** Collected data entries **
◇ ◇ ◇ ◇
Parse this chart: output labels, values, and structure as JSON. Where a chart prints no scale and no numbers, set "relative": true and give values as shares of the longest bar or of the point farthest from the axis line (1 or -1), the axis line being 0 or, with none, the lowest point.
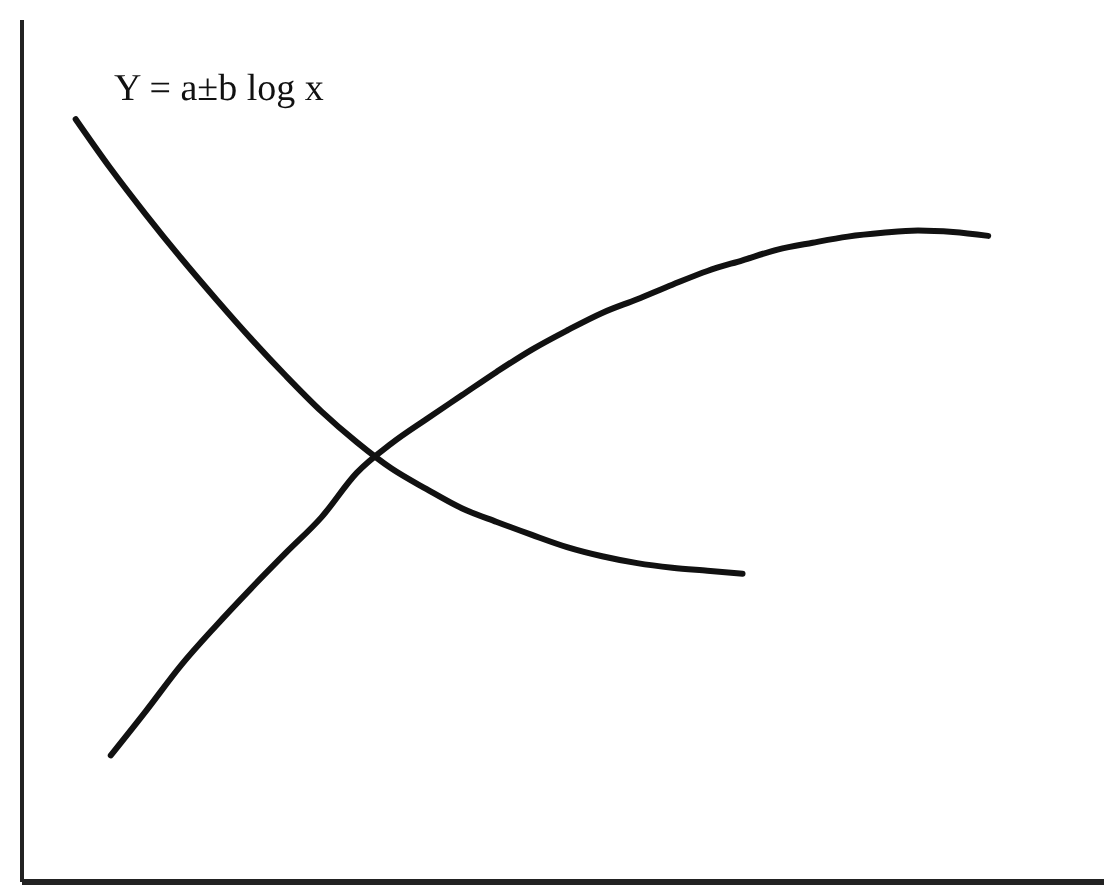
{
  "chart_data": {
    "type": "line",
    "title": "Y = a±b log x",
    "relative": true,
    "categories": [
      null,
      null,
      null,
      null,
      null,
      null,
      null,
      null,
      null,
      null,
      null,
      null,
      null,
      null,
      null,
      null,
      null,
      null,
      null,
      null,
      null,
      null,
      null,
      null,
      null,
      null,
      null
    ],
    "series": [
      {
        "color": "#111111",
        "values": [
          1.0,
          0.935,
          0.875,
          0.818,
          0.764,
          0.712,
          0.663,
          0.617,
          0.577,
          0.542,
          0.515,
          0.49,
          0.472,
          0.455,
          0.439,
          0.427,
          0.418,
          0.412,
          0.408,
          0.404,
          null,
          null,
          null,
          null,
          null,
          null,
          null
        ]
      },
      {
        "color": "#111111",
        "values": [
          null,
          0.166,
          0.224,
          0.284,
          0.336,
          0.385,
          0.432,
          0.478,
          0.536,
          0.575,
          0.607,
          0.638,
          0.669,
          0.698,
          0.723,
          0.746,
          0.764,
          0.783,
          0.801,
          0.815,
          0.829,
          0.838,
          0.846,
          0.851,
          0.854,
          0.852,
          0.847
        ]
      }
    ]
  }
}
◇ ◇ ◇ ◇
** Exercise **
Every record above should be written out again without change, except that the pictures are left out.

** Full answer **
Parse this chart: output labels, values, and structure as JSON. Where a chart prints no scale and no numbers, set "relative": true and give values as shares of the longest bar or of the point farthest from the axis line (1 or -1), the axis line being 0 or, with none, the lowest point.
{
  "chart_data": {
    "type": "line",
    "title": "Y = a±b log x",
    "relative": true,
    "categories": [
      null,
      null,
      null,
      null,
      null,
      null,
      null,
      null,
      null,
      null,
      null,
      null,
      null,
      null,
      null,
      null,
      null,
      null,
      null,
      null,
      null,
      null,
      null,
      null,
      null,
      null,
      null
    ],
    "series": [
      {
        "color": "#111111",
        "values": [
          1.0,
          0.935,
          0.875,
          0.818,
          0.764,
          0.712,
          0.663,
          0.617,
          0.577,
          0.542,
          0.515,
          0.49,
          0.472,
          0.455,
          0.439,
          0.427,
          0.418,
          0.412,
          0.408,
          0.404,
          null,
          null,
          null,
          null,
          null,
          null,
          null
        ]
      },
      {
        "color": "#111111",
        "values": [
          null,
          0.166,
          0.224,
          0.284,
          0.336,
          0.385,
          0.432,
          0.478,
          0.536,
          0.575,
          0.607,
          0.638,
          0.669,
          0.698,
          0.723,
          0.746,
          0.764,
          0.783,
          0.801,
          0.815,
          0.829,
          0.838,
          0.846,
          0.851,
          0.854,
          0.852,
          0.847
        ]
      }
    ]
  }
}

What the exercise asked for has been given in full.